(Dataset entries)
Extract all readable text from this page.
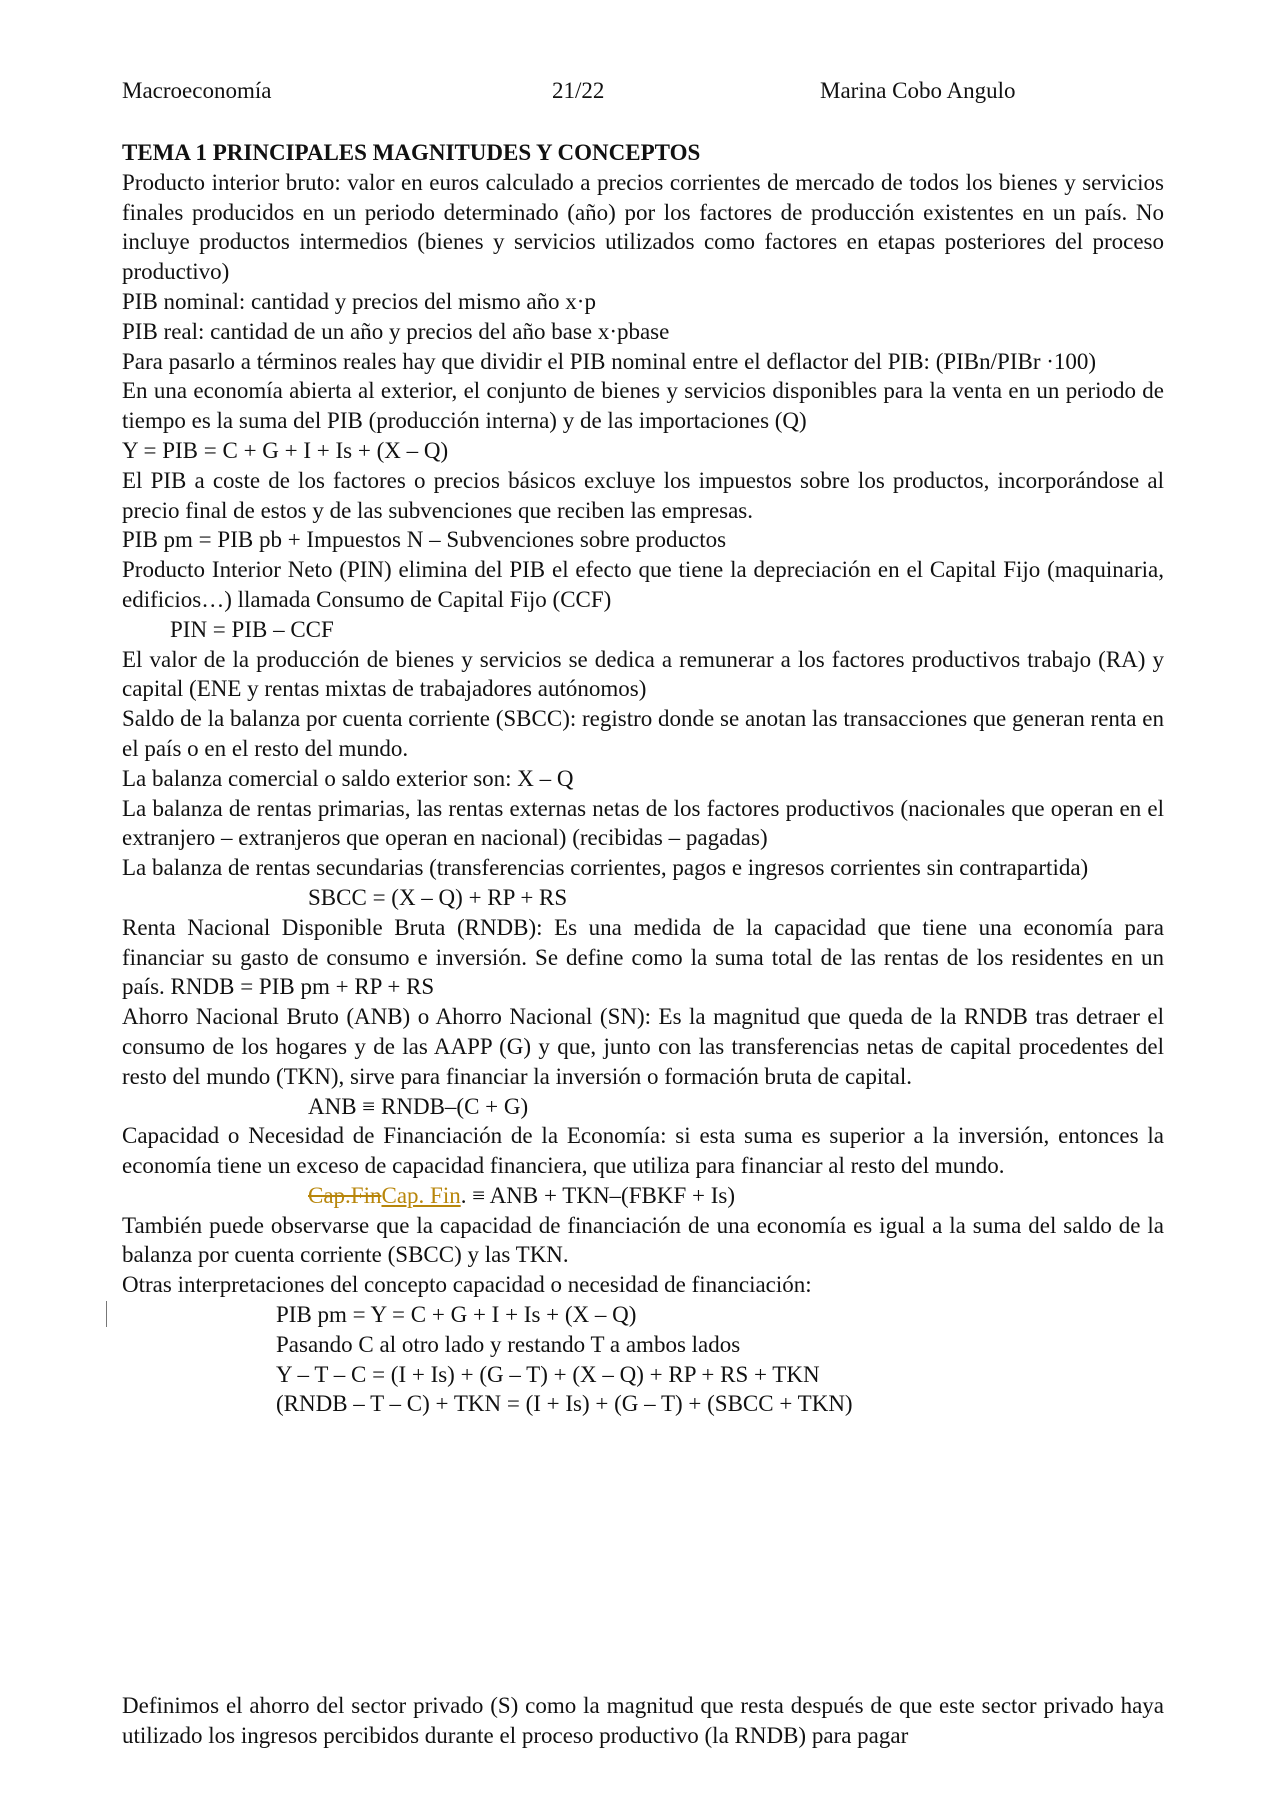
Macroeconomía	21/22	Marina Cobo Angulo

TEMA 1 PRINCIPALES MAGNITUDES Y CONCEPTOS

Producto interior bruto: valor en euros calculado a precios corrientes de mercado de todos los bienes y servicios finales producidos en un periodo determinado (año) por los factores de producción existentes en un país. No incluye productos intermedios (bienes y servicios utilizados como factores en etapas posteriores del proceso productivo)

PIB nominal: cantidad y precios del mismo año x·p

PIB real: cantidad de un año y precios del año base x·pbase

Para pasarlo a términos reales hay que dividir el PIB nominal entre el deflactor del PIB: (PIBn/PIBr ·100)

En una economía abierta al exterior, el conjunto de bienes y servicios disponibles para la venta en un periodo de tiempo es la suma del PIB (producción interna) y de las importaciones (Q)

Y = PIB = C + G + I + Is + (X – Q)

El PIB a coste de los factores o precios básicos excluye los impuestos sobre los productos, incorporándose al precio final de estos y de las subvenciones que reciben las empresas.

PIB pm = PIB pb + Impuestos N – Subvenciones sobre productos

Producto Interior Neto (PIN) elimina del PIB el efecto que tiene la depreciación en el Capital Fijo (maquinaria, edificios…) llamada Consumo de Capital Fijo (CCF)

PIN = PIB – CCF

El valor de la producción de bienes y servicios se dedica a remunerar a los factores productivos trabajo (RA) y capital (ENE y rentas mixtas de trabajadores autónomos)

Saldo de la balanza por cuenta corriente (SBCC): registro donde se anotan las transacciones que generan renta en el país o en el resto del mundo.

La balanza comercial o saldo exterior son: X – Q

La balanza de rentas primarias, las rentas externas netas de los factores productivos (nacionales que operan en el extranjero – extranjeros que operan en nacional) (recibidas – pagadas)

La balanza de rentas secundarias (transferencias corrientes, pagos e ingresos corrientes sin contrapartida)

SBCC = (X – Q) + RP + RS

Renta Nacional Disponible Bruta (RNDB): Es una medida de la capacidad que tiene una economía para financiar su gasto de consumo e inversión. Se define como la suma total de las rentas de los residentes en un país. RNDB = PIB pm + RP + RS

Ahorro Nacional Bruto (ANB) o Ahorro Nacional (SN): Es la magnitud que queda de la RNDB tras detraer el consumo de los hogares y de las AAPP (G) y que, junto con las transferencias netas de capital procedentes del resto del mundo (TKN), sirve para financiar la inversión o formación bruta de capital.

ANB ≡ RNDB–(C + G)

Capacidad o Necesidad de Financiación de la Economía: si esta suma es superior a la inversión, entonces la economía tiene un exceso de capacidad financiera, que utiliza para financiar al resto del mundo.

Cap.FinCap. Fin. ≡ ANB + TKN–(FBKF + Is)

También puede observarse que la capacidad de financiación de una economía es igual a la suma del saldo de la balanza por cuenta corriente (SBCC) y las TKN.

Otras interpretaciones del concepto capacidad o necesidad de financiación:

PIB pm = Y = C + G + I + Is + (X – Q)

Pasando C al otro lado y restando T a ambos lados

Y – T – C = (I + Is) + (G – T) + (X – Q) + RP + RS + TKN

(RNDB – T – C) + TKN = (I + Is) + (G – T) + (SBCC + TKN)

Definimos el ahorro del sector privado (S) como la magnitud que resta después de que este sector privado haya utilizado los ingresos percibidos durante el proceso productivo (la RNDB) para pagar
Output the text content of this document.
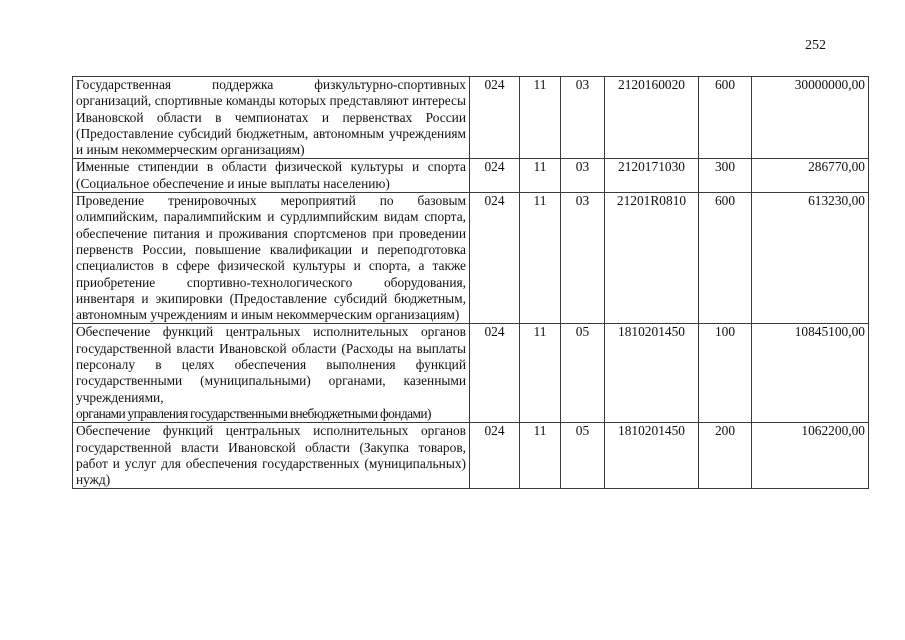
252
Государственная поддержка физкультурно-спортивных организаций, спортивные команды которых представляют интересы Ивановской области в чемпионатах и первенствах России (Предоставление субсидий бюджетным, автономным учреждениям и иным некоммерческим организациям)	024	11	03	2120160020	600	30000000,00
Именные стипендии в области физической культуры и спорта (Социальное обеспечение и иные выплаты населению)	024	11	03	2120171030	300	286770,00
Проведение тренировочных мероприятий по базовым олимпийским, паралимпийским и сурдлимпийским видам спорта, обеспечение питания и проживания спортсменов при проведении первенств России, повышение квалификации и переподготовка специалистов в сфере физической культуры и спорта, а также приобретение спортивно-технологического оборудования, инвентаря и экипировки (Предоставление субсидий бюджетным, автономным учреждениям и иным некоммерческим организациям)	024	11	03	21201R0810	600	613230,00
Обеспечение функций центральных исполнительных органов государственной власти Ивановской области (Расходы на выплаты персоналу в целях обеспечения выполнения функций государственными (муниципальными) органами, казенными учреждениями, органами управления государственными внебюджетными фондами)	024	11	05	1810201450	100	10845100,00
Обеспечение функций центральных исполнительных органов государственной власти Ивановской области (Закупка товаров, работ и услуг для обеспечения государственных (муниципальных) нужд)	024	11	05	1810201450	200	1062200,00
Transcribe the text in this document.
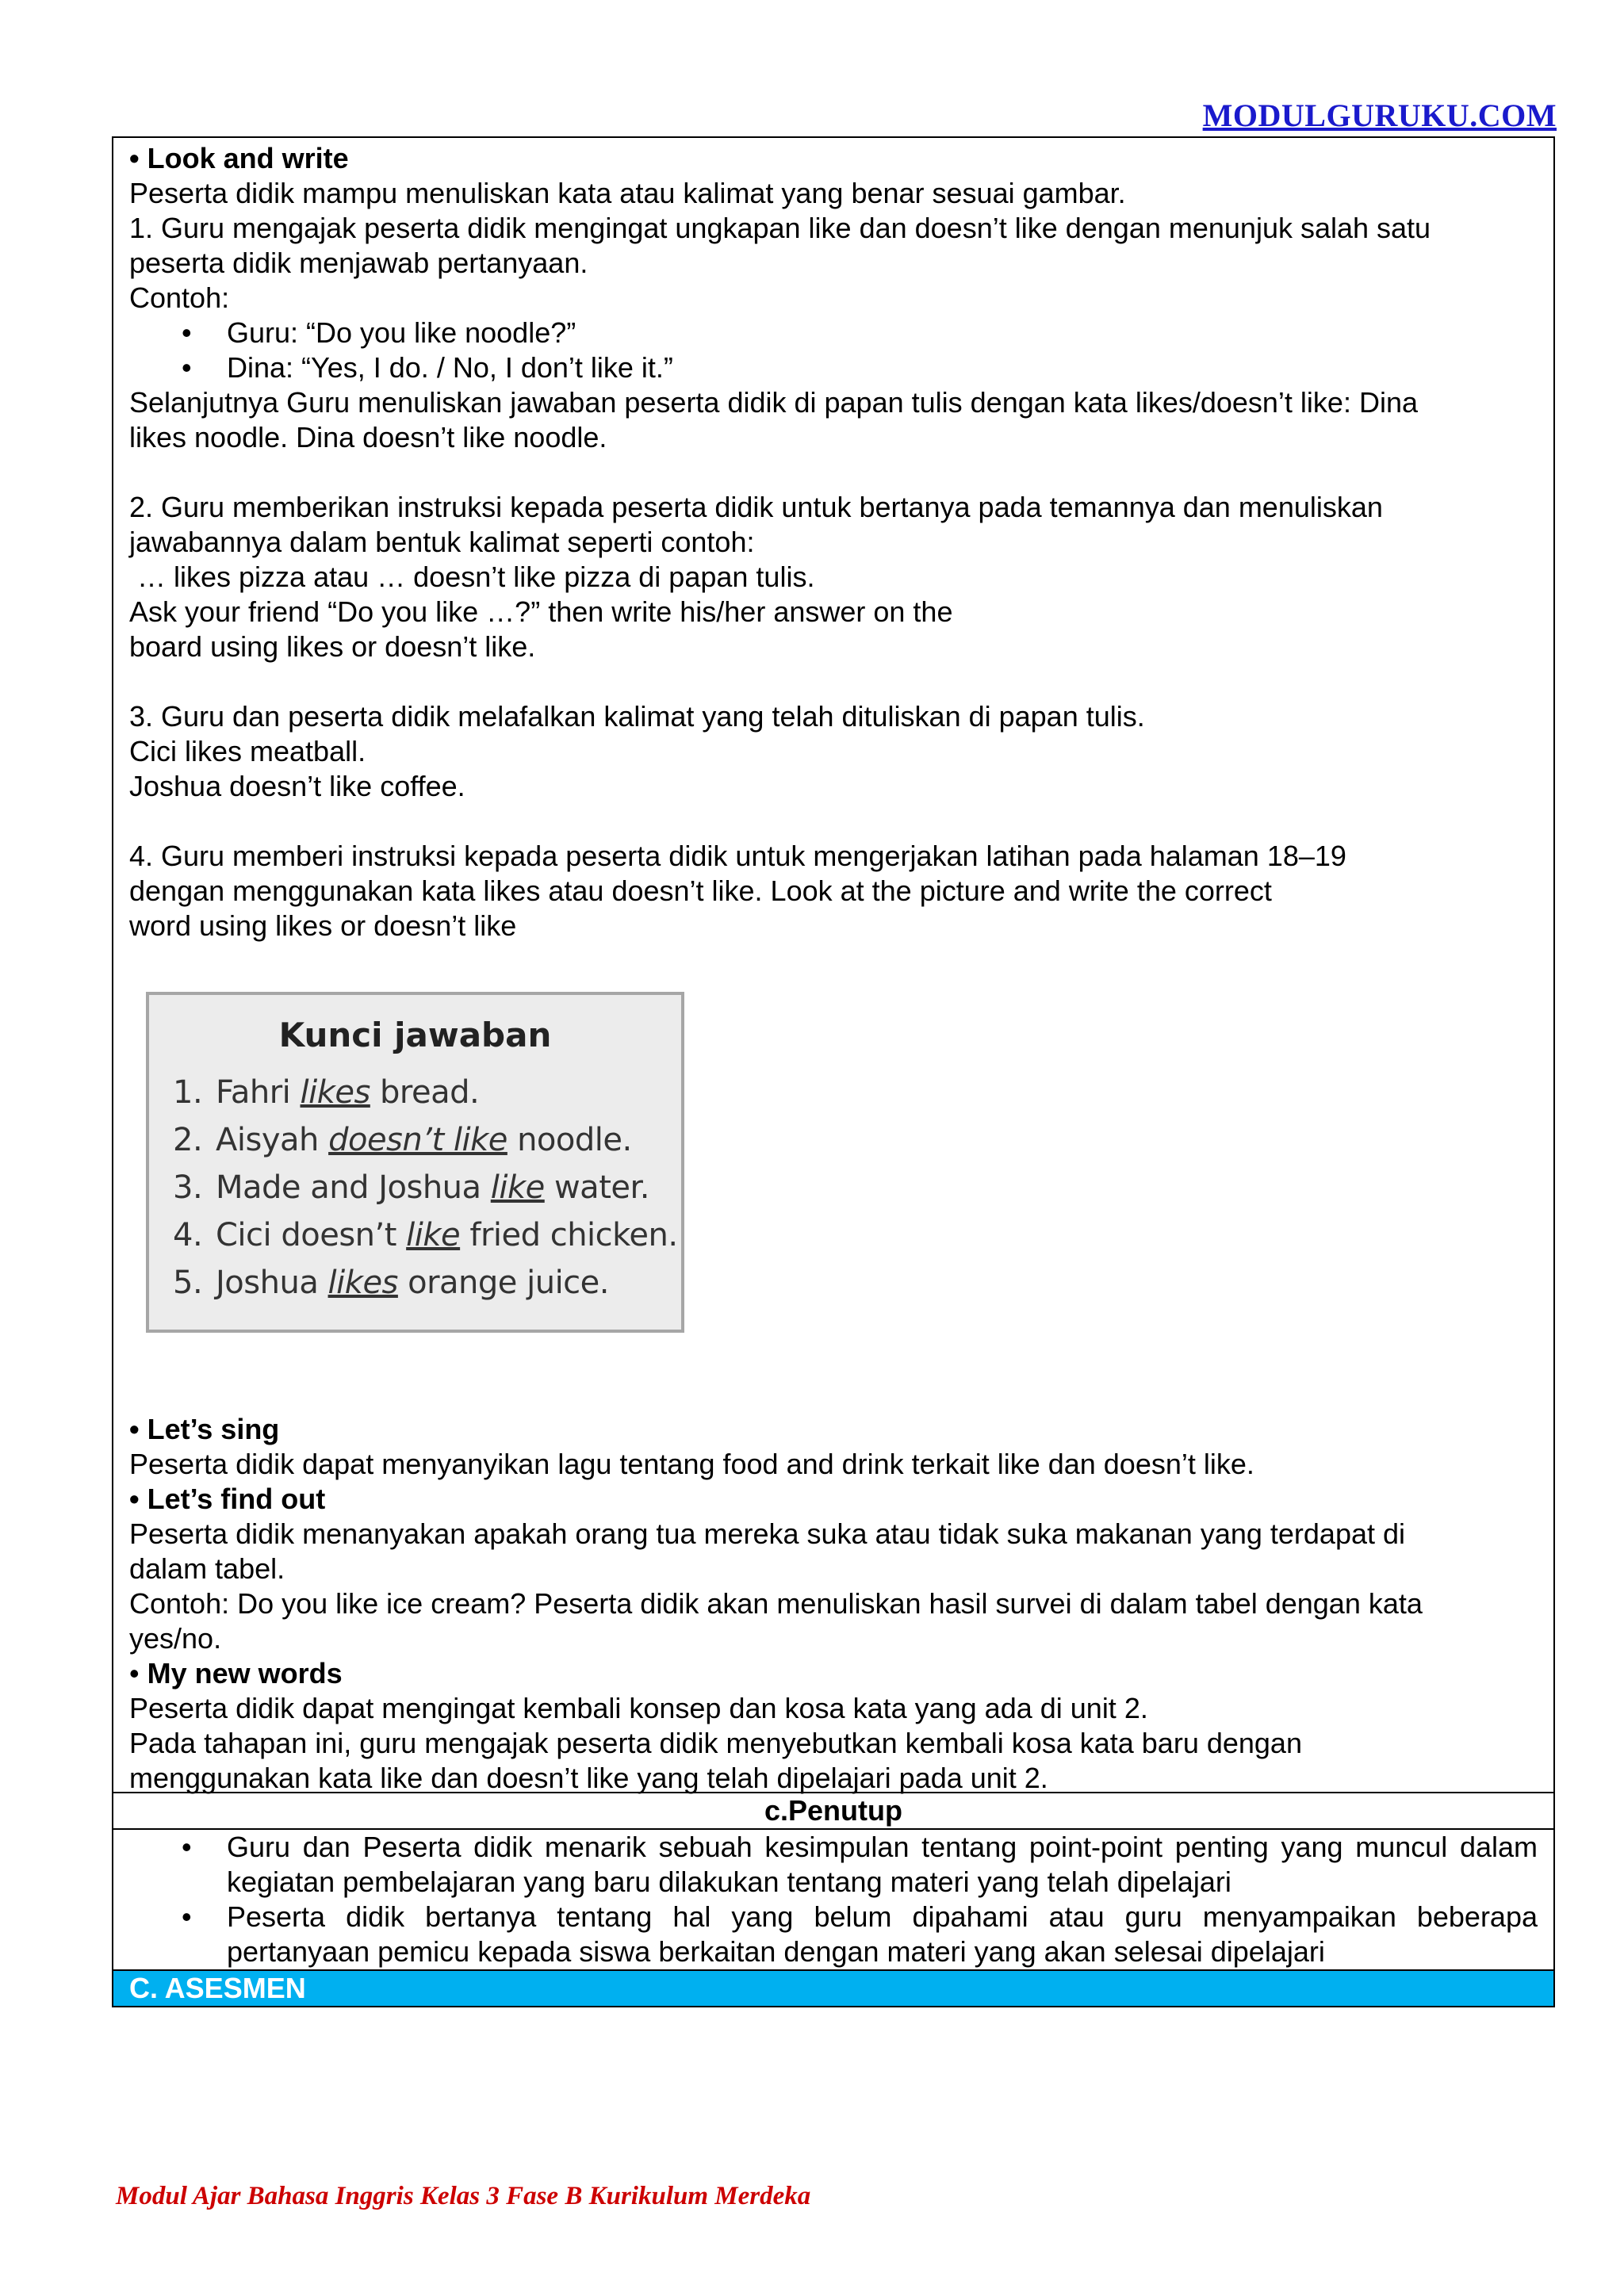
MODULGURUKU.COM

• Look and write

Peserta didik mampu menuliskan kata atau kalimat yang benar sesuai gambar.

1. Guru mengajak peserta didik mengingat ungkapan like dan doesn’t like dengan menunjuk salah satu

peserta didik menjawab pertanyaan.

Contoh:

• Guru: “Do you like noodle?”
• Dina: “Yes, I do. / No, I don’t like it.”

Selanjutnya Guru menuliskan jawaban peserta didik di papan tulis dengan kata likes/doesn’t like: Dina

likes noodle. Dina doesn’t like noodle.

2. Guru memberikan instruksi kepada peserta didik untuk bertanya pada temannya dan menuliskan

jawabannya dalam bentuk kalimat seperti contoh:

… likes pizza atau … doesn’t like pizza di papan tulis.

Ask your friend “Do you like …?” then write his/her answer on the

board using likes or doesn’t like.

3. Guru dan peserta didik melafalkan kalimat yang telah dituliskan di papan tulis.

Cici likes meatball.

Joshua doesn’t like coffee.

4. Guru memberi instruksi kepada peserta didik untuk mengerjakan latihan pada halaman 18–19

dengan menggunakan kata likes atau doesn’t like. Look at the picture and write the correct

word using likes or doesn’t like

Kunci jawaban
1. Fahri likes bread.
2. Aisyah doesn’t like noodle.
3. Made and Joshua like water.
4. Cici doesn’t like fried chicken.
5. Joshua likes orange juice.

• Let’s sing

Peserta didik dapat menyanyikan lagu tentang food and drink terkait like dan doesn’t like.

• Let’s find out

Peserta didik menanyakan apakah orang tua mereka suka atau tidak suka makanan yang terdapat di

dalam tabel.

Contoh: Do you like ice cream? Peserta didik akan menuliskan hasil survei di dalam tabel dengan kata

yes/no.

• My new words

Peserta didik dapat mengingat kembali konsep dan kosa kata yang ada di unit 2.

Pada tahapan ini, guru mengajak peserta didik menyebutkan kembali kosa kata baru dengan

menggunakan kata like dan doesn’t like yang telah dipelajari pada unit 2.

c.Penutup
• Guru dan Peserta didik menarik sebuah kesimpulan tentang point-point penting yang muncul dalam kegiatan pembelajaran yang baru dilakukan tentang materi yang telah dipelajari
• Peserta didik bertanya tentang hal yang belum dipahami atau guru menyampaikan beberapa pertanyaan pemicu kepada siswa berkaitan dengan materi yang akan selesai dipelajari
C. ASESMEN
Modul Ajar Bahasa Inggris Kelas 3 Fase B Kurikulum Merdeka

> **Exercise prompt**
Find and count the lines of the data that include the string "mengingat", and report that figure by itself.

> **Solution**
2